(Region boundary data)
* * * * * * * * *

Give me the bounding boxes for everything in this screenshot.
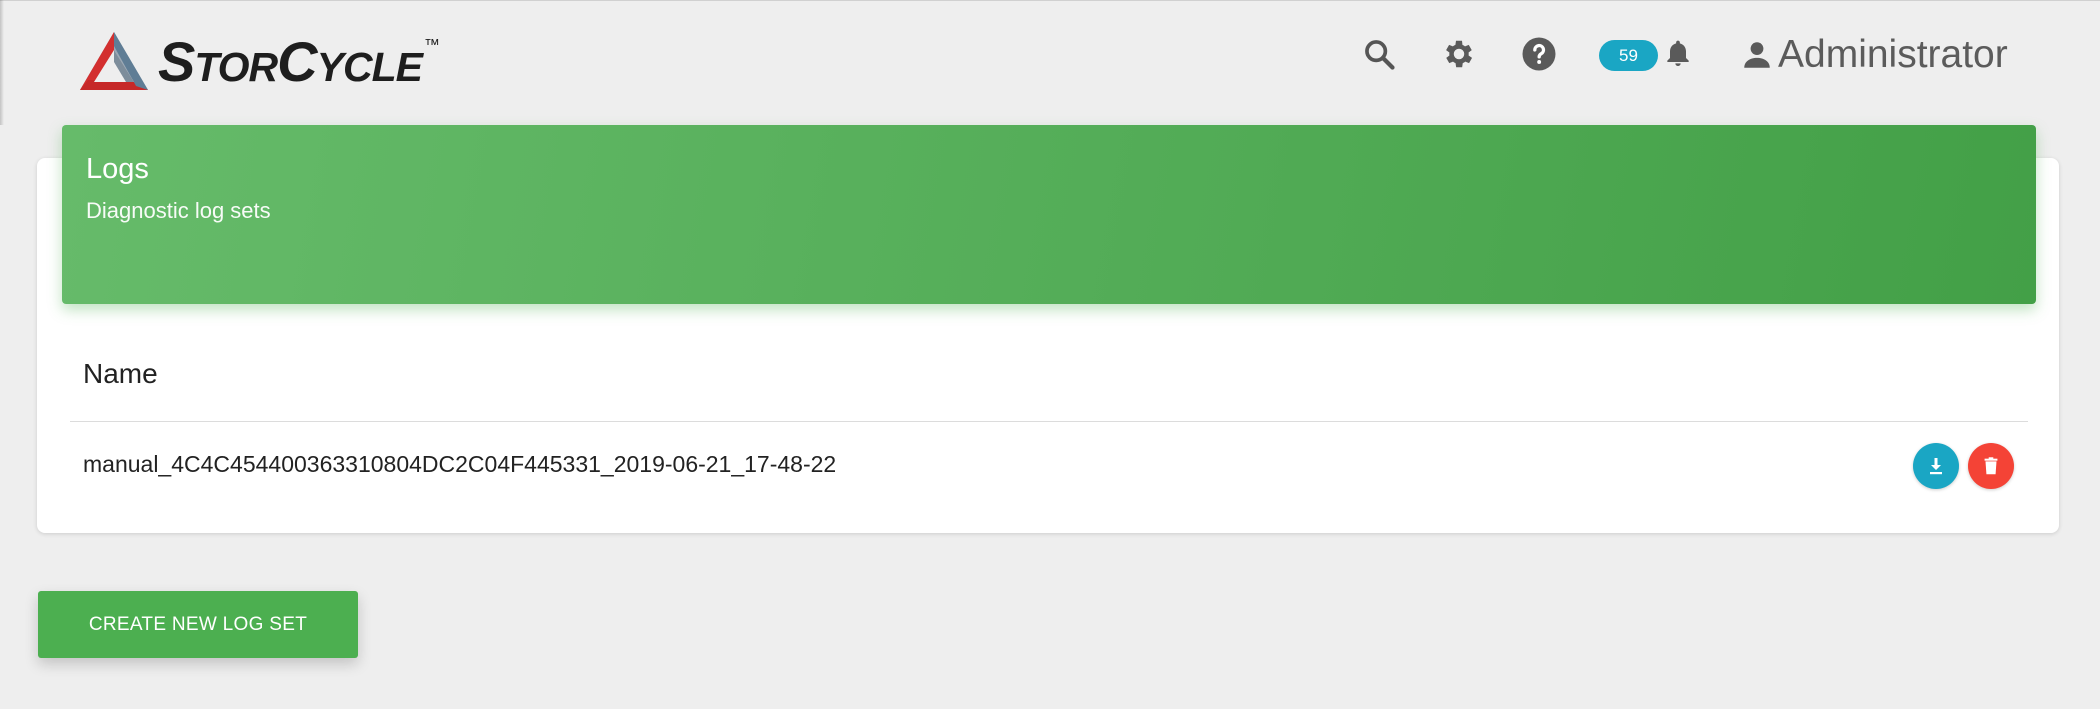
storcycle-logo[interactable]: S tor C ycle ™ [78, 28, 440, 96]
logo-wordmark: S tor C ycle ™ [158, 30, 440, 93]
logo-letter-c: C [277, 30, 317, 93]
column-header-name[interactable]: Name [83, 358, 158, 390]
user-name: Administrator [1778, 33, 2008, 76]
delete-button[interactable] [1968, 443, 2014, 489]
table-row-name: manual_4C4C454400363310804DC2C04F445331_… [83, 451, 837, 477]
logo-letter-s: S [158, 30, 195, 93]
user-icon [1744, 42, 1770, 68]
page-title: Logs [86, 153, 149, 185]
app-header: S tor C ycle ™ 59 Administrator [0, 0, 2100, 110]
card-header: Logs Diagnostic log sets [62, 125, 2036, 304]
download-icon [1930, 458, 1942, 475]
user-menu[interactable]: Administrator [1740, 30, 2008, 80]
gear-icon[interactable] [1439, 34, 1479, 74]
help-icon[interactable] [1519, 34, 1559, 74]
logo-text-ycle: ycle [316, 44, 423, 90]
logo-triangle-icon [80, 32, 148, 90]
notification-count-badge[interactable]: 59 [1599, 40, 1658, 71]
table-divider [70, 421, 2028, 422]
page-subtitle: Diagnostic log sets [86, 198, 271, 223]
search-icon[interactable] [1359, 34, 1399, 74]
trash-icon [1984, 457, 1998, 475]
create-new-log-set-button[interactable]: CREATE NEW LOG SET [38, 591, 358, 658]
logo-text-tor: tor [194, 44, 278, 90]
bell-icon[interactable] [1658, 34, 1698, 74]
logo-trademark: ™ [423, 37, 440, 54]
download-button[interactable] [1913, 443, 1959, 489]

* * * * * * * * *

=== Set problem ===
Return every line of the records above verbatim, and leave out the picture lines.

=== Response to this exercise ===
Give me the bounding boxes for everything in this screenshot.
storcycle-logo[interactable]: S tor C ycle ™ [78, 28, 440, 96]
logo-wordmark: S tor C ycle ™ [158, 30, 440, 93]
logo-letter-c: C [277, 30, 317, 93]
column-header-name[interactable]: Name [83, 358, 158, 390]
user-name: Administrator [1778, 33, 2008, 76]
delete-button[interactable] [1968, 443, 2014, 489]
table-row-name: manual_4C4C454400363310804DC2C04F445331_… [83, 451, 837, 477]
logo-letter-s: S [158, 30, 195, 93]
user-icon [1744, 42, 1770, 68]
page-title: Logs [86, 153, 149, 185]
app-header: S tor C ycle ™ 59 Administrator [0, 0, 2100, 110]
card-header: Logs Diagnostic log sets [62, 125, 2036, 304]
download-icon [1930, 458, 1942, 475]
user-menu[interactable]: Administrator [1740, 30, 2008, 80]
gear-icon[interactable] [1439, 34, 1479, 74]
help-icon[interactable] [1519, 34, 1559, 74]
logo-text-ycle: ycle [316, 44, 423, 90]
logo-triangle-icon [80, 32, 148, 90]
notification-count-badge[interactable]: 59 [1599, 40, 1658, 71]
table-divider [70, 421, 2028, 422]
page-subtitle: Diagnostic log sets [86, 198, 271, 223]
search-icon[interactable] [1359, 34, 1399, 74]
trash-icon [1984, 457, 1998, 475]
create-new-log-set-button[interactable]: CREATE NEW LOG SET [38, 591, 358, 658]
logo-text-tor: tor [194, 44, 278, 90]
bell-icon[interactable] [1658, 34, 1698, 74]
logo-trademark: ™ [423, 37, 440, 54]
download-button[interactable] [1913, 443, 1959, 489]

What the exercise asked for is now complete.